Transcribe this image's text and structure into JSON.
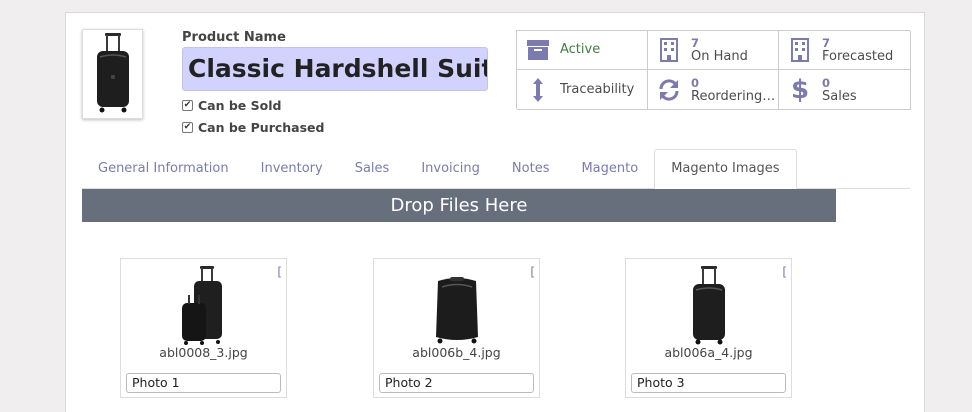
{
  "product": {
    "name_label": "Product Name",
    "name_value": "Classic Hardshell Suitcase",
    "can_be_sold_label": "Can be Sold",
    "can_be_purchased_label": "Can be Purchased",
    "can_be_sold": true,
    "can_be_purchased": true
  },
  "stats": [
    {
      "name": "active",
      "label": "Active",
      "count": "",
      "icon": "archive-icon"
    },
    {
      "name": "on-hand",
      "label": "On Hand",
      "count": "7",
      "icon": "building-icon"
    },
    {
      "name": "forecasted",
      "label": "Forecasted",
      "count": "7",
      "icon": "building-icon"
    },
    {
      "name": "traceability",
      "label": "Traceability",
      "count": "",
      "icon": "arrows-vertical-icon"
    },
    {
      "name": "reordering-rules",
      "label": "Reordering R...",
      "count": "0",
      "icon": "refresh-icon"
    },
    {
      "name": "sales",
      "label": "Sales",
      "count": "0",
      "icon": "dollar-icon"
    }
  ],
  "tabs": [
    {
      "label": "General Information",
      "active": false
    },
    {
      "label": "Inventory",
      "active": false
    },
    {
      "label": "Sales",
      "active": false
    },
    {
      "label": "Invoicing",
      "active": false
    },
    {
      "label": "Notes",
      "active": false
    },
    {
      "label": "Magento",
      "active": false
    },
    {
      "label": "Magento Images",
      "active": true
    }
  ],
  "dropzone": {
    "label": "Drop Files Here"
  },
  "images": [
    {
      "filename": "abl0008_3.jpg",
      "caption": "Photo 1",
      "delete_label": "["
    },
    {
      "filename": "abl006b_4.jpg",
      "caption": "Photo 2",
      "delete_label": "["
    },
    {
      "filename": "abl006a_4.jpg",
      "caption": "Photo 3",
      "delete_label": "["
    }
  ],
  "colors": {
    "accent": "#7c7bad",
    "dropzone": "#676f7d",
    "name_field": "#d2d2ff",
    "active_green": "#3f7d3f"
  }
}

::::::

Stated task: What is the number of lines in the listing above that contain the string "Magento"? Give only the number.

Right answer: 2